Task directions » Reproduce verbatim every line from the one containing "- gender-multiselect[interactable]: Male" through the one containing "- scrollbar[interactable]: [1947, 268, 1954, 448]", both of those lines included.

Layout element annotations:
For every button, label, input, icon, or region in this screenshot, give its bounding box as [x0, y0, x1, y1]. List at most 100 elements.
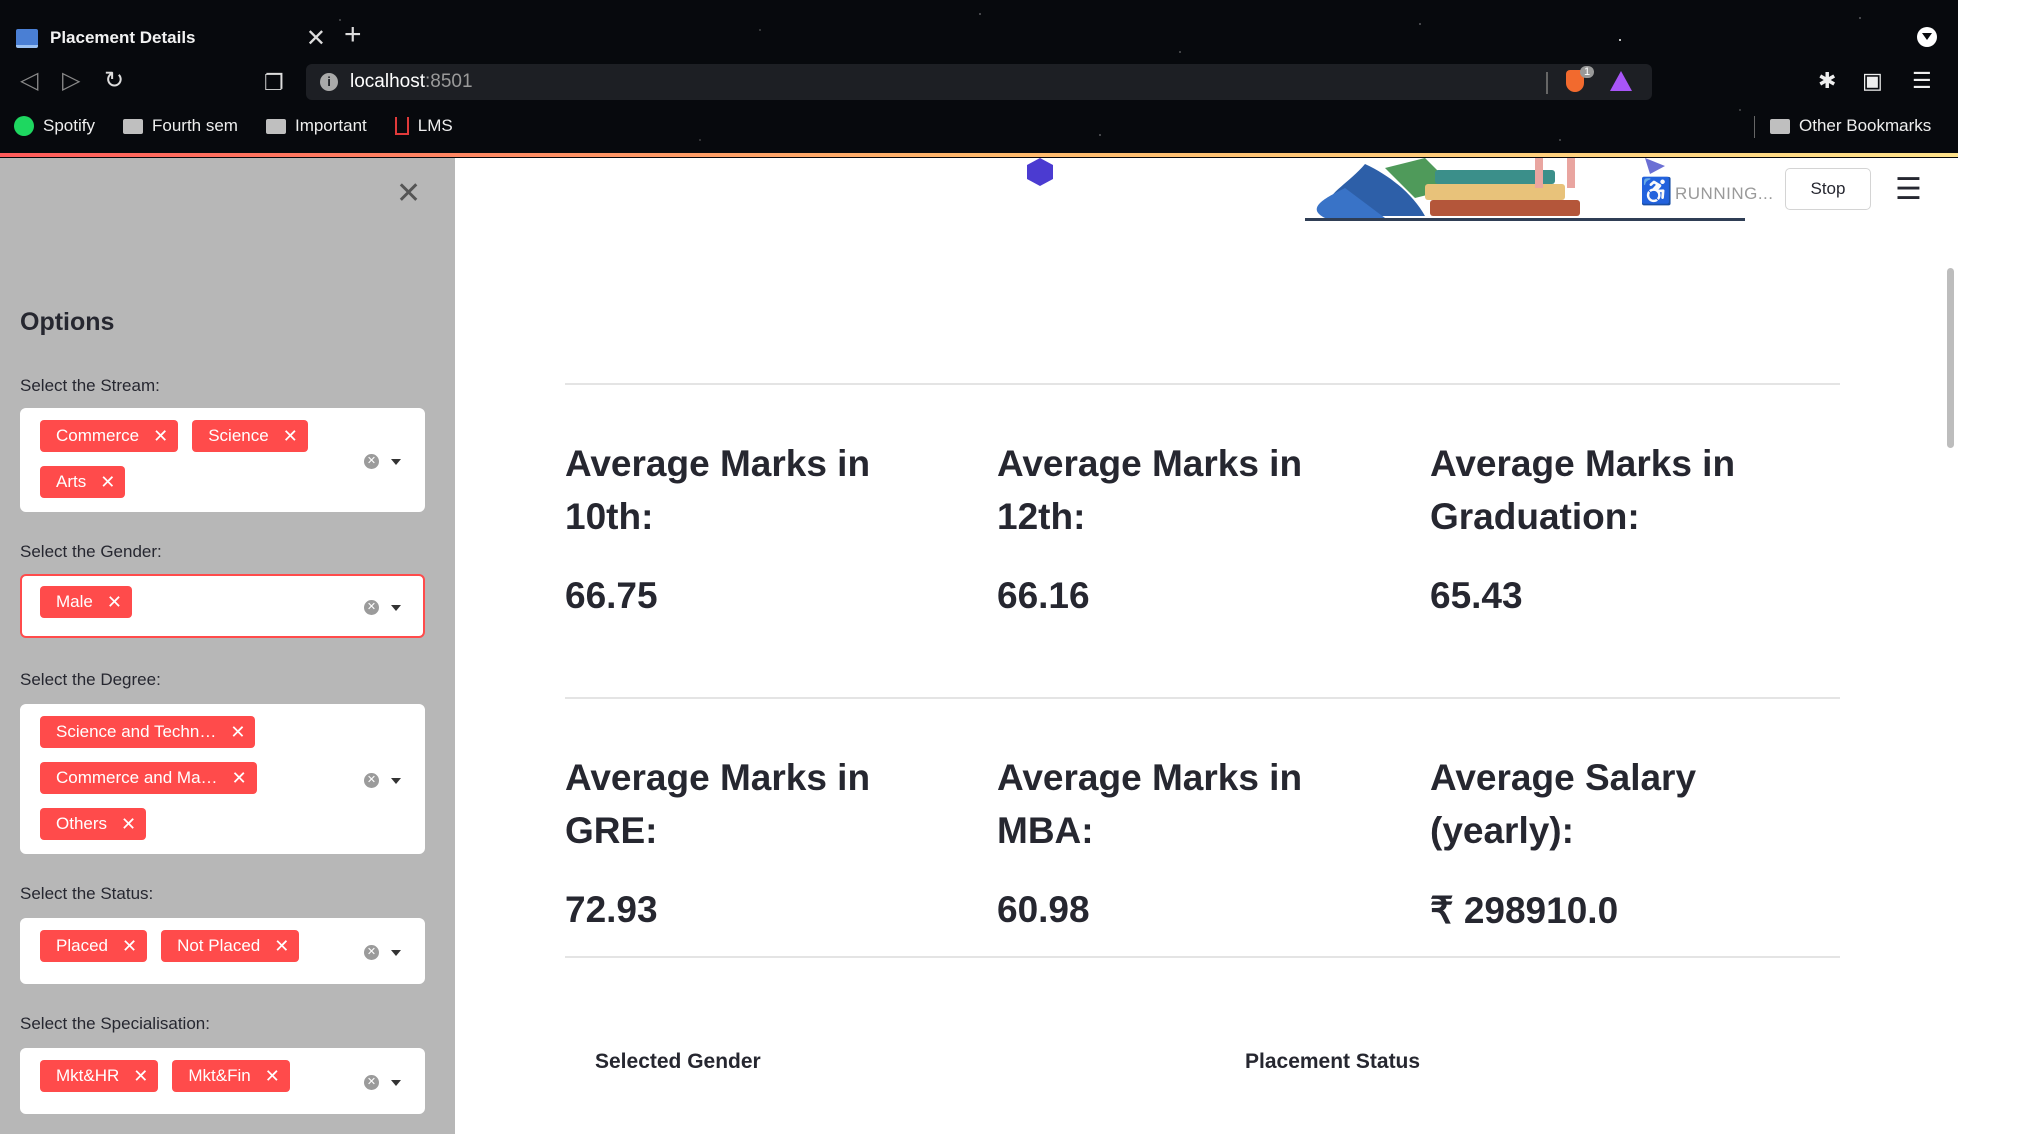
- gender-multiselect[interactable]: Male ✕ ✕: [20, 574, 425, 638]
- hexagon-decoration: [1027, 158, 1053, 186]
- tag-not-placed: Not Placed ✕: [161, 930, 300, 962]
- hamburger-menu-icon[interactable]: ☰: [1895, 172, 1922, 207]
- bookmark-label: Spotify: [43, 116, 95, 135]
- folder-icon: [1770, 118, 1790, 134]
- tag-science: Science ✕: [192, 420, 308, 452]
- spotify-icon: [14, 116, 34, 136]
- degree-label: Select the Degree:: [20, 670, 161, 689]
- clear-all-icon[interactable]: ✕: [364, 773, 379, 788]
- profile-menu-icon[interactable]: [1917, 27, 1937, 47]
- clear-all-icon[interactable]: ✕: [364, 1075, 379, 1090]
- remove-tag-icon[interactable]: ✕: [230, 722, 245, 743]
- chevron-down-icon[interactable]: [391, 459, 401, 465]
- specialisation-multiselect[interactable]: Mkt&HR ✕ Mkt&Fin ✕ ✕: [20, 1048, 425, 1114]
- tag-others: Others ✕: [40, 808, 147, 840]
- info-icon[interactable]: i: [320, 73, 338, 91]
- clear-all-icon[interactable]: ✕: [364, 454, 379, 469]
- clear-all-icon[interactable]: ✕: [364, 600, 379, 615]
- browser-tab[interactable]: Placement Details ✕: [6, 10, 336, 66]
- degree-multiselect[interactable]: Science and Techn… ✕ Commerce and Ma… ✕ Ot…: [20, 704, 425, 854]
- bookmark-fourth-sem[interactable]: Fourth sem: [122, 116, 238, 136]
- close-icon[interactable]: ✕: [306, 24, 336, 53]
- tab-title: Placement Details: [50, 28, 196, 47]
- remove-tag-icon[interactable]: ✕: [283, 426, 298, 447]
- folder-icon: [265, 118, 286, 134]
- tag-placed: Placed ✕: [40, 930, 148, 962]
- bookmark-spotify[interactable]: Spotify: [14, 116, 95, 136]
- tag-commerce: Commerce ✕: [40, 420, 179, 452]
- tag-label: Science and Techn…: [56, 722, 217, 741]
- bookmark-important[interactable]: Important: [265, 116, 367, 136]
- gender-label: Select the Gender:: [20, 542, 162, 561]
- shield-count-badge: 1: [1580, 66, 1595, 78]
- bookmark-lms[interactable]: LMS: [394, 116, 453, 136]
- chevron-down-icon[interactable]: [391, 778, 401, 784]
- other-bookmarks-label: Other Bookmarks: [1799, 116, 1932, 135]
- tag-label: Male: [56, 592, 93, 611]
- chevron-down-icon[interactable]: [391, 950, 401, 956]
- scrollbar[interactable]: [1947, 268, 1954, 448]
- remove-tag-icon[interactable]: ✕: [153, 426, 168, 447]
- browser-chrome: Placement Details ✕ + ◁ ▷ ↻ ❐ i localhos…: [0, 0, 1958, 158]
- running-man-icon: ♿: [1640, 176, 1673, 206]
- clear-all-icon[interactable]: ✕: [364, 945, 379, 960]
- bookmark-icon[interactable]: ❐: [264, 70, 284, 96]
- metric-mba: Average Marks in MBA: 60.98: [997, 751, 1397, 931]
- tag-label: Others: [56, 814, 108, 833]
- running-indicator-bar: [0, 153, 1958, 157]
- laptop-icon: [16, 28, 38, 48]
- divider: [1546, 72, 1548, 94]
- tag-mkt-hr: Mkt&HR ✕: [40, 1060, 159, 1092]
- metric-10th: Average Marks in 10th: 66.75: [565, 437, 965, 617]
- tag-label: Placed: [56, 936, 108, 955]
- metric-label: Average Marks in Graduation:: [1430, 443, 1736, 537]
- sidebar-heading: Options: [20, 308, 115, 336]
- url-host: localhost: [350, 71, 425, 92]
- stream-multiselect[interactable]: Commerce ✕ Science ✕ Arts ✕ ✕: [20, 408, 425, 512]
- metric-label: Average Marks in 10th:: [565, 443, 871, 537]
- stream-label: Select the Stream:: [20, 376, 160, 395]
- brave-rewards-icon[interactable]: [1610, 71, 1632, 91]
- running-status: RUNNING...: [1675, 184, 1774, 203]
- metric-label: Average Marks in MBA:: [997, 757, 1303, 851]
- tag-label: Commerce: [56, 426, 140, 445]
- tag-male: Male ✕: [40, 586, 132, 618]
- other-bookmarks[interactable]: Other Bookmarks: [1753, 116, 1932, 138]
- metric-label: Average Marks in GRE:: [565, 757, 871, 851]
- tag-label: Mkt&Fin: [188, 1066, 251, 1085]
- remove-tag-icon[interactable]: ✕: [122, 936, 137, 957]
- remove-tag-icon[interactable]: ✕: [232, 768, 247, 789]
- stop-button[interactable]: Stop: [1785, 168, 1871, 210]
- status-multiselect[interactable]: Placed ✕ Not Placed ✕ ✕: [20, 918, 425, 984]
- remove-tag-icon[interactable]: ✕: [121, 814, 136, 835]
- divider: [565, 956, 1840, 958]
- metric-label: Average Salary (yearly):: [1430, 757, 1697, 851]
- remove-tag-icon[interactable]: ✕: [107, 592, 122, 613]
- puzzle-icon[interactable]: ✱: [1818, 68, 1836, 94]
- tag-label: Commerce and Ma…: [56, 768, 218, 787]
- metric-value: ₹ 298910.0: [1430, 890, 1619, 931]
- remove-tag-icon[interactable]: ✕: [133, 1066, 148, 1087]
- menu-icon[interactable]: ☰: [1912, 68, 1932, 94]
- address-bar[interactable]: i localhost:8501 1: [306, 64, 1652, 100]
- chevron-down-icon[interactable]: [391, 1080, 401, 1086]
- lms-icon: [394, 117, 409, 135]
- bookmark-label: LMS: [417, 116, 453, 135]
- url-port: :8501: [425, 71, 473, 92]
- reload-icon[interactable]: ↻: [104, 66, 124, 95]
- tag-commerce-and-management: Commerce and Ma… ✕: [40, 762, 257, 794]
- chevron-down-icon[interactable]: [391, 605, 401, 611]
- close-icon[interactable]: ✕: [396, 176, 421, 211]
- tag-label: Not Placed: [177, 936, 261, 955]
- metric-value: 72.93: [565, 889, 658, 930]
- remove-tag-icon[interactable]: ✕: [100, 472, 115, 493]
- metric-12th: Average Marks in 12th: 66.16: [997, 437, 1397, 617]
- remove-tag-icon[interactable]: ✕: [274, 936, 289, 957]
- folder-icon: [122, 118, 143, 134]
- back-arrow-icon[interactable]: ◁: [20, 66, 38, 95]
- forward-arrow-icon[interactable]: ▷: [62, 66, 80, 95]
- metric-value: 65.43: [1430, 575, 1523, 616]
- wallet-icon[interactable]: ▣: [1862, 68, 1883, 94]
- remove-tag-icon[interactable]: ✕: [265, 1066, 280, 1087]
- plus-icon[interactable]: +: [344, 18, 362, 52]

Correct output »
- gender-multiselect[interactable]: Male ✕ ✕: [20, 574, 425, 638]
- hexagon-decoration: [1027, 158, 1053, 186]
- tag-not-placed: Not Placed ✕: [161, 930, 300, 962]
- hamburger-menu-icon[interactable]: ☰: [1895, 172, 1922, 207]
- bookmark-label: Spotify: [43, 116, 95, 135]
- folder-icon: [1770, 118, 1790, 134]
- tag-science: Science ✕: [192, 420, 308, 452]
- spotify-icon: [14, 116, 34, 136]
- degree-label: Select the Degree:: [20, 670, 161, 689]
- clear-all-icon[interactable]: ✕: [364, 773, 379, 788]
- profile-menu-icon[interactable]: [1917, 27, 1937, 47]
- clear-all-icon[interactable]: ✕: [364, 1075, 379, 1090]
- remove-tag-icon[interactable]: ✕: [230, 722, 245, 743]
- chevron-down-icon[interactable]: [391, 459, 401, 465]
- specialisation-multiselect[interactable]: Mkt&HR ✕ Mkt&Fin ✕ ✕: [20, 1048, 425, 1114]
- tag-others: Others ✕: [40, 808, 147, 840]
- info-icon[interactable]: i: [320, 73, 338, 91]
- clear-all-icon[interactable]: ✕: [364, 454, 379, 469]
- clear-all-icon[interactable]: ✕: [364, 600, 379, 615]
- browser-tab[interactable]: Placement Details ✕: [6, 10, 336, 66]
- degree-multiselect[interactable]: Science and Techn… ✕ Commerce and Ma… ✕ Ot…: [20, 704, 425, 854]
- bookmark-fourth-sem[interactable]: Fourth sem: [122, 116, 238, 136]
- close-icon[interactable]: ✕: [306, 24, 336, 53]
- tab-title: Placement Details: [50, 28, 196, 47]
- remove-tag-icon[interactable]: ✕: [283, 426, 298, 447]
- folder-icon: [265, 118, 286, 134]
- tag-placed: Placed ✕: [40, 930, 148, 962]
- bookmark-spotify[interactable]: Spotify: [14, 116, 95, 136]
- tag-commerce: Commerce ✕: [40, 420, 179, 452]
- tag-label: Science and Techn…: [56, 722, 217, 741]
- bookmark-important[interactable]: Important: [265, 116, 367, 136]
- gender-label: Select the Gender:: [20, 542, 162, 561]
- shield-count-badge: 1: [1580, 66, 1595, 78]
- bookmark-lms[interactable]: LMS: [394, 116, 453, 136]
- chevron-down-icon[interactable]: [391, 778, 401, 784]
- other-bookmarks-label: Other Bookmarks: [1799, 116, 1932, 135]
- tag-label: Male: [56, 592, 93, 611]
- chevron-down-icon[interactable]: [391, 950, 401, 956]
- scrollbar[interactable]: [1947, 268, 1954, 448]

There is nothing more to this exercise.